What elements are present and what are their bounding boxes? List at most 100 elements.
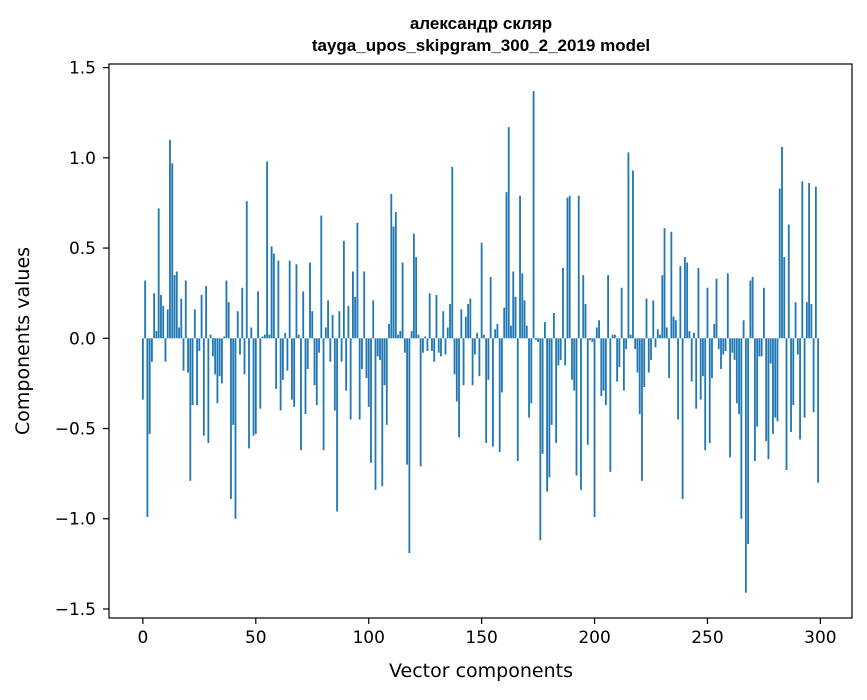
bar-component-294 bbox=[805, 302, 808, 339]
bar-component-299 bbox=[817, 338, 820, 483]
bar-component-53 bbox=[261, 336, 264, 339]
bar-component-227 bbox=[654, 338, 657, 348]
chart-title-line-1: александр скляр bbox=[410, 14, 552, 33]
bar-component-5 bbox=[153, 293, 156, 339]
bar-component-209 bbox=[613, 334, 616, 339]
bar-component-259 bbox=[726, 273, 729, 339]
bar-component-207 bbox=[609, 338, 612, 472]
bar-component-93 bbox=[352, 271, 354, 339]
bar-component-134 bbox=[444, 338, 447, 355]
bar-component-279 bbox=[772, 338, 774, 434]
bar-component-284 bbox=[783, 257, 786, 339]
bar-component-23 bbox=[193, 309, 196, 339]
bar-component-242 bbox=[688, 331, 691, 339]
bar-component-152 bbox=[485, 338, 488, 443]
bar-component-81 bbox=[324, 327, 327, 339]
bar-component-159 bbox=[501, 338, 503, 393]
bar-component-91 bbox=[347, 305, 350, 339]
bar-component-180 bbox=[548, 338, 551, 478]
bar-component-150 bbox=[480, 242, 483, 339]
bar-component-220 bbox=[638, 338, 641, 415]
bar-component-141 bbox=[460, 309, 463, 339]
bar-component-99 bbox=[365, 338, 368, 378]
bar-component-175 bbox=[537, 338, 539, 342]
bar-component-231 bbox=[663, 228, 666, 339]
bar-component-292 bbox=[801, 181, 804, 339]
bar-component-214 bbox=[625, 338, 628, 350]
bar-component-142 bbox=[462, 338, 465, 386]
bar-component-234 bbox=[670, 231, 673, 339]
bar-component-288 bbox=[792, 338, 795, 406]
bar-component-8 bbox=[160, 294, 162, 339]
x-tick-label: 300 bbox=[804, 628, 836, 648]
bar-component-221 bbox=[641, 338, 643, 481]
bar-component-37 bbox=[225, 280, 228, 339]
bar-component-21 bbox=[189, 338, 192, 481]
bar-component-245 bbox=[695, 338, 698, 409]
bar-component-78 bbox=[318, 338, 320, 353]
bar-component-57 bbox=[270, 246, 273, 339]
bar-component-224 bbox=[647, 338, 650, 373]
bar-component-272 bbox=[756, 338, 759, 427]
bar-component-218 bbox=[634, 338, 637, 350]
bar-component-85 bbox=[333, 338, 336, 411]
bar-component-270 bbox=[751, 276, 754, 339]
bar-component-87 bbox=[338, 311, 341, 339]
bar-component-182 bbox=[552, 313, 555, 339]
bar-component-247 bbox=[699, 338, 702, 400]
x-axis-ticks: 0 50 100 150 200 250 300 bbox=[137, 618, 837, 648]
bar-component-111 bbox=[392, 226, 395, 339]
bar-component-252 bbox=[711, 338, 713, 378]
bar-component-151 bbox=[482, 334, 485, 339]
bar-component-195 bbox=[582, 275, 585, 339]
bar-component-66 bbox=[291, 338, 293, 400]
y-tick-label: 1.5 bbox=[69, 59, 96, 79]
bar-component-61 bbox=[279, 338, 282, 411]
bar-component-282 bbox=[778, 188, 781, 339]
y-tick-label: 1.0 bbox=[69, 149, 96, 169]
bar-component-51 bbox=[257, 291, 259, 339]
bar-component-139 bbox=[455, 338, 458, 402]
bar-component-233 bbox=[668, 338, 670, 378]
bar-component-39 bbox=[230, 338, 232, 499]
bar-component-143 bbox=[464, 316, 467, 339]
bar-component-217 bbox=[632, 170, 634, 339]
bar-component-166 bbox=[516, 338, 519, 461]
plot-area-frame bbox=[108, 63, 853, 619]
bar-component-94 bbox=[354, 296, 357, 339]
bar-component-9 bbox=[162, 305, 165, 339]
bar-component-232 bbox=[665, 327, 668, 339]
bar-component-4 bbox=[151, 338, 153, 362]
bar-component-125 bbox=[424, 336, 427, 339]
bar-component-6 bbox=[155, 331, 158, 339]
bar-component-280 bbox=[774, 338, 777, 418]
bar-component-135 bbox=[446, 327, 449, 339]
bar-component-189 bbox=[568, 195, 571, 339]
x-tick-label: 150 bbox=[465, 628, 497, 648]
bar-component-144 bbox=[467, 304, 469, 339]
bar-component-20 bbox=[187, 338, 189, 373]
bar-component-298 bbox=[814, 186, 817, 339]
bar-component-120 bbox=[412, 233, 415, 339]
bar-component-127 bbox=[428, 293, 431, 339]
bar-component-157 bbox=[496, 323, 499, 339]
bar-component-230 bbox=[661, 275, 664, 339]
bar-component-198 bbox=[589, 338, 591, 341]
bar-component-28 bbox=[205, 285, 208, 339]
bar-component-88 bbox=[340, 338, 343, 362]
bar-component-262 bbox=[733, 338, 736, 360]
bar-component-46 bbox=[245, 201, 248, 339]
x-tick-label: 0 bbox=[137, 628, 148, 648]
bar-component-49 bbox=[252, 338, 255, 436]
bar-component-199 bbox=[591, 338, 594, 342]
y-axis-ticks: 1.5 1.0 0.5 0.0 −0.5 −1.0 −1.5 bbox=[55, 59, 109, 620]
bar-component-126 bbox=[426, 338, 429, 351]
bar-component-59 bbox=[275, 338, 278, 389]
chart-title-line-2: tayga_upos_skipgram_300_2_2019 model bbox=[312, 36, 650, 55]
bar-component-86 bbox=[336, 338, 338, 512]
x-axis-label: Vector components bbox=[389, 660, 573, 682]
bar-component-193 bbox=[577, 195, 580, 339]
bar-component-74 bbox=[309, 262, 311, 339]
bar-component-43 bbox=[239, 338, 241, 355]
bar-component-122 bbox=[417, 334, 420, 339]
★ ★ ★ ★
SET EXERCISE: How many rows above contain the string "label"? Reply with the number alone.

ANSWER FOR THE TASK: 6